--- GIVEN REQUEST ---
Every entry needs to be printed exactly, please.

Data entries
+ + +

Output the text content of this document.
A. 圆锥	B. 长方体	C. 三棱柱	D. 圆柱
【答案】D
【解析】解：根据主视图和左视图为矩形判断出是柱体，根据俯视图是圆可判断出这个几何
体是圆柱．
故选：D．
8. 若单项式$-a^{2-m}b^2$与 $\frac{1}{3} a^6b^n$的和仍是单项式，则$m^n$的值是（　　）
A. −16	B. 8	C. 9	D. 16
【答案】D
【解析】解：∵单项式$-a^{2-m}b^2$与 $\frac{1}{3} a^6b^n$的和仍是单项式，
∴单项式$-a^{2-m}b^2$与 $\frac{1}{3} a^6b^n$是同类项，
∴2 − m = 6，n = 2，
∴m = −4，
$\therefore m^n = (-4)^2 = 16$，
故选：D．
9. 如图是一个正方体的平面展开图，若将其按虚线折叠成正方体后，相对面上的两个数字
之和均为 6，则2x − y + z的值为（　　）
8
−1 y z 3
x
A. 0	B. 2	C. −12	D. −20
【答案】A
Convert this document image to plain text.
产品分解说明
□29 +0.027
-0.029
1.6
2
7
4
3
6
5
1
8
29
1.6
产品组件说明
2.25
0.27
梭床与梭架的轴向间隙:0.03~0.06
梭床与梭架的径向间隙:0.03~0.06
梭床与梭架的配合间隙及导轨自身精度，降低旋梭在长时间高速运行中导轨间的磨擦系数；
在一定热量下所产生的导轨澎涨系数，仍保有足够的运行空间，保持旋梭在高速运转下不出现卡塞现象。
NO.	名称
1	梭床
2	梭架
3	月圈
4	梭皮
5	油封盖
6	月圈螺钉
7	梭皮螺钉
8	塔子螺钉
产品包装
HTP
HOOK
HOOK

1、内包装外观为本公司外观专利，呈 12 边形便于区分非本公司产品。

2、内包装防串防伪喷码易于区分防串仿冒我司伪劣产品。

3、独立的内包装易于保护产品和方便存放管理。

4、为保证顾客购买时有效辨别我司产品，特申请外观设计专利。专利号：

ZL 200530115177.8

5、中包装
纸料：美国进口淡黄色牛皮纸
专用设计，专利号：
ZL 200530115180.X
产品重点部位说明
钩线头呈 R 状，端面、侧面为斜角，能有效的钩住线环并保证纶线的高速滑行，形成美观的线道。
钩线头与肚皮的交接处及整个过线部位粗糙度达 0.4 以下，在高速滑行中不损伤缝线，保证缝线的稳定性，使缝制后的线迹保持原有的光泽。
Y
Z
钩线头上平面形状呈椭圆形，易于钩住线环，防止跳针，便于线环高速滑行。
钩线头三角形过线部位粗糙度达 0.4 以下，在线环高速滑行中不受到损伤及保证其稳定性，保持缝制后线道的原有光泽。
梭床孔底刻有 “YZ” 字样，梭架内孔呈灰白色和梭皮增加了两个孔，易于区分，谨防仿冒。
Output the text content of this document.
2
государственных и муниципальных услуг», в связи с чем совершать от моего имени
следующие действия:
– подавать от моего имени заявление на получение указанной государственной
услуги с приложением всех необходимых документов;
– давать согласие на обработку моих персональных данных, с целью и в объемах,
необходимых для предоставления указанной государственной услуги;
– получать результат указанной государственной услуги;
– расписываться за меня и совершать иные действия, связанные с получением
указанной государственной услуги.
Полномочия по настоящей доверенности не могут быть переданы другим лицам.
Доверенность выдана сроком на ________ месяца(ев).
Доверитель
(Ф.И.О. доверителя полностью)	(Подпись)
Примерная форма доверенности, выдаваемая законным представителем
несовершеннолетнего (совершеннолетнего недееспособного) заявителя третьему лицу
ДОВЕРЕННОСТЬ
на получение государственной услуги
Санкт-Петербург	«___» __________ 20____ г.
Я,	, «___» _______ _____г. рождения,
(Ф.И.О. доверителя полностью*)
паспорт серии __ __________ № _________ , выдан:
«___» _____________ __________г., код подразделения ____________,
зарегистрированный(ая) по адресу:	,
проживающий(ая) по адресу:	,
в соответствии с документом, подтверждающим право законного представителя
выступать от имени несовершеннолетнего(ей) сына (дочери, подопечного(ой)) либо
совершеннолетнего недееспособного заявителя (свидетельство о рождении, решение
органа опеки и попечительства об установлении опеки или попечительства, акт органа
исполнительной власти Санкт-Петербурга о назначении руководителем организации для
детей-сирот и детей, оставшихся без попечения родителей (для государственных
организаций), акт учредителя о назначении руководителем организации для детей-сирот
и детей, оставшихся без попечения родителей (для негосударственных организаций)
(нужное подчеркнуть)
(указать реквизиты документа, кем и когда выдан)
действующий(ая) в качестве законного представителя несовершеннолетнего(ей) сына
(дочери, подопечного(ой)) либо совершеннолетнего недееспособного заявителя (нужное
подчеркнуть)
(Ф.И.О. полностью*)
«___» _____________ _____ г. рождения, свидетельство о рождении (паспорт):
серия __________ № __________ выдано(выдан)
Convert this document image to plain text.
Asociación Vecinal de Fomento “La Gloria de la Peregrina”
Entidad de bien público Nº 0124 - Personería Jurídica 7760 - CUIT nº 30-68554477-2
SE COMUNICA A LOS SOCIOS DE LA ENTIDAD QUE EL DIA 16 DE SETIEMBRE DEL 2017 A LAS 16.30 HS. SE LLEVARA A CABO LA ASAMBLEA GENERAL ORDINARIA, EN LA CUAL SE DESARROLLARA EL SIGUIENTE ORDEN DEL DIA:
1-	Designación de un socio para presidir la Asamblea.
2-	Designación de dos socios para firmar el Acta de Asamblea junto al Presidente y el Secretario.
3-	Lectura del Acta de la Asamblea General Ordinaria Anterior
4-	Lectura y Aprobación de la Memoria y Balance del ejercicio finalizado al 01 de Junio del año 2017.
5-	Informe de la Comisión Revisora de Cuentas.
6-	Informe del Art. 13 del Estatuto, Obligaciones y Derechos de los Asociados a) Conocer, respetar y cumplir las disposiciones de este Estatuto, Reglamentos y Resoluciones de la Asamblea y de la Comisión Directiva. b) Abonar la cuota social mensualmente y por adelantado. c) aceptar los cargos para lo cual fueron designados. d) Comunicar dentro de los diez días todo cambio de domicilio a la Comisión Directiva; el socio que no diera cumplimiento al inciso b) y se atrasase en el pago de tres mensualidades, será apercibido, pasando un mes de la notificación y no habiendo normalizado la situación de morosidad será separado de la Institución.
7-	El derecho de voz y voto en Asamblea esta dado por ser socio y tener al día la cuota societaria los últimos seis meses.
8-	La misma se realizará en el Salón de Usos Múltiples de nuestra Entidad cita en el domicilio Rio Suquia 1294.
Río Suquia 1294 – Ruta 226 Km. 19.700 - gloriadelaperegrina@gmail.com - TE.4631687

+ + +

--- REPLY ---
Output the text content of this document.
A. 圆锥	B. 长方体	C. 三棱柱	D. 圆柱
【答案】D
【解析】解：根据主视图和左视图为矩形判断出是柱体，根据俯视图是圆可判断出这个几何
体是圆柱．
故选：D．
8. 若单项式$-a^{2-m}b^2$与 $\frac{1}{3} a^6b^n$的和仍是单项式，则$m^n$的值是（　　）
A. −16	B. 8	C. 9	D. 16
【答案】D
【解析】解：∵单项式$-a^{2-m}b^2$与 $\frac{1}{3} a^6b^n$的和仍是单项式，
∴单项式$-a^{2-m}b^2$与 $\frac{1}{3} a^6b^n$是同类项，
∴2 − m = 6，n = 2，
∴m = −4，
$\therefore m^n = (-4)^2 = 16$，
故选：D．
9. 如图是一个正方体的平面展开图，若将其按虚线折叠成正方体后，相对面上的两个数字
之和均为 6，则2x − y + z的值为（　　）
8
−1 y z 3
x
A. 0	B. 2	C. −12	D. −20
【答案】A
Convert this document image to plain text.
产品分解说明
□29 +0.027
-0.029
1.6
2
7
4
3
6
5
1
8
29
1.6
产品组件说明
2.25
0.27
梭床与梭架的轴向间隙:0.03~0.06
梭床与梭架的径向间隙:0.03~0.06
梭床与梭架的配合间隙及导轨自身精度，降低旋梭在长时间高速运行中导轨间的磨擦系数；
在一定热量下所产生的导轨澎涨系数，仍保有足够的运行空间，保持旋梭在高速运转下不出现卡塞现象。
NO.	名称
1	梭床
2	梭架
3	月圈
4	梭皮
5	油封盖
6	月圈螺钉
7	梭皮螺钉
8	塔子螺钉
产品包装
HTP
HOOK
HOOK

1、内包装外观为本公司外观专利，呈 12 边形便于区分非本公司产品。

2、内包装防串防伪喷码易于区分防串仿冒我司伪劣产品。

3、独立的内包装易于保护产品和方便存放管理。

4、为保证顾客购买时有效辨别我司产品，特申请外观设计专利。专利号：

ZL 200530115177.8

5、中包装
纸料：美国进口淡黄色牛皮纸
专用设计，专利号：
ZL 200530115180.X
产品重点部位说明
钩线头呈 R 状，端面、侧面为斜角，能有效的钩住线环并保证纶线的高速滑行，形成美观的线道。
钩线头与肚皮的交接处及整个过线部位粗糙度达 0.4 以下，在高速滑行中不损伤缝线，保证缝线的稳定性，使缝制后的线迹保持原有的光泽。
Y
Z
钩线头上平面形状呈椭圆形，易于钩住线环，防止跳针，便于线环高速滑行。
钩线头三角形过线部位粗糙度达 0.4 以下，在线环高速滑行中不受到损伤及保证其稳定性，保持缝制后线道的原有光泽。
梭床孔底刻有 “YZ” 字样，梭架内孔呈灰白色和梭皮增加了两个孔，易于区分，谨防仿冒。
Output the text content of this document.
2
государственных и муниципальных услуг», в связи с чем совершать от моего имени
следующие действия:
– подавать от моего имени заявление на получение указанной государственной
услуги с приложением всех необходимых документов;
– давать согласие на обработку моих персональных данных, с целью и в объемах,
необходимых для предоставления указанной государственной услуги;
– получать результат указанной государственной услуги;
– расписываться за меня и совершать иные действия, связанные с получением
указанной государственной услуги.
Полномочия по настоящей доверенности не могут быть переданы другим лицам.
Доверенность выдана сроком на ________ месяца(ев).
Доверитель
(Ф.И.О. доверителя полностью)	(Подпись)
Примерная форма доверенности, выдаваемая законным представителем
несовершеннолетнего (совершеннолетнего недееспособного) заявителя третьему лицу
ДОВЕРЕННОСТЬ
на получение государственной услуги
Санкт-Петербург	«___» __________ 20____ г.
Я,	, «___» _______ _____г. рождения,
(Ф.И.О. доверителя полностью*)
паспорт серии __ __________ № _________ , выдан:
«___» _____________ __________г., код подразделения ____________,
зарегистрированный(ая) по адресу:	,
проживающий(ая) по адресу:	,
в соответствии с документом, подтверждающим право законного представителя
выступать от имени несовершеннолетнего(ей) сына (дочери, подопечного(ой)) либо
совершеннолетнего недееспособного заявителя (свидетельство о рождении, решение
органа опеки и попечительства об установлении опеки или попечительства, акт органа
исполнительной власти Санкт-Петербурга о назначении руководителем организации для
детей-сирот и детей, оставшихся без попечения родителей (для государственных
организаций), акт учредителя о назначении руководителем организации для детей-сирот
и детей, оставшихся без попечения родителей (для негосударственных организаций)
(нужное подчеркнуть)
(указать реквизиты документа, кем и когда выдан)
действующий(ая) в качестве законного представителя несовершеннолетнего(ей) сына
(дочери, подопечного(ой)) либо совершеннолетнего недееспособного заявителя (нужное
подчеркнуть)
(Ф.И.О. полностью*)
«___» _____________ _____ г. рождения, свидетельство о рождении (паспорт):
серия __________ № __________ выдано(выдан)
Convert this document image to plain text.
Asociación Vecinal de Fomento “La Gloria de la Peregrina”
Entidad de bien público Nº 0124 - Personería Jurídica 7760 - CUIT nº 30-68554477-2
SE COMUNICA A LOS SOCIOS DE LA ENTIDAD QUE EL DIA 16 DE SETIEMBRE DEL 2017 A LAS 16.30 HS. SE LLEVARA A CABO LA ASAMBLEA GENERAL ORDINARIA, EN LA CUAL SE DESARROLLARA EL SIGUIENTE ORDEN DEL DIA:
1-	Designación de un socio para presidir la Asamblea.
2-	Designación de dos socios para firmar el Acta de Asamblea junto al Presidente y el Secretario.
3-	Lectura del Acta de la Asamblea General Ordinaria Anterior
4-	Lectura y Aprobación de la Memoria y Balance del ejercicio finalizado al 01 de Junio del año 2017.
5-	Informe de la Comisión Revisora de Cuentas.
6-	Informe del Art. 13 del Estatuto, Obligaciones y Derechos de los Asociados a) Conocer, respetar y cumplir las disposiciones de este Estatuto, Reglamentos y Resoluciones de la Asamblea y de la Comisión Directiva. b) Abonar la cuota social mensualmente y por adelantado. c) aceptar los cargos para lo cual fueron designados. d) Comunicar dentro de los diez días todo cambio de domicilio a la Comisión Directiva; el socio que no diera cumplimiento al inciso b) y se atrasase en el pago de tres mensualidades, será apercibido, pasando un mes de la notificación y no habiendo normalizado la situación de morosidad será separado de la Institución.
7-	El derecho de voz y voto en Asamblea esta dado por ser socio y tener al día la cuota societaria los últimos seis meses.
8-	La misma se realizará en el Salón de Usos Múltiples de nuestra Entidad cita en el domicilio Rio Suquia 1294.
Río Suquia 1294 – Ruta 226 Km. 19.700 - gloriadelaperegrina@gmail.com - TE.4631687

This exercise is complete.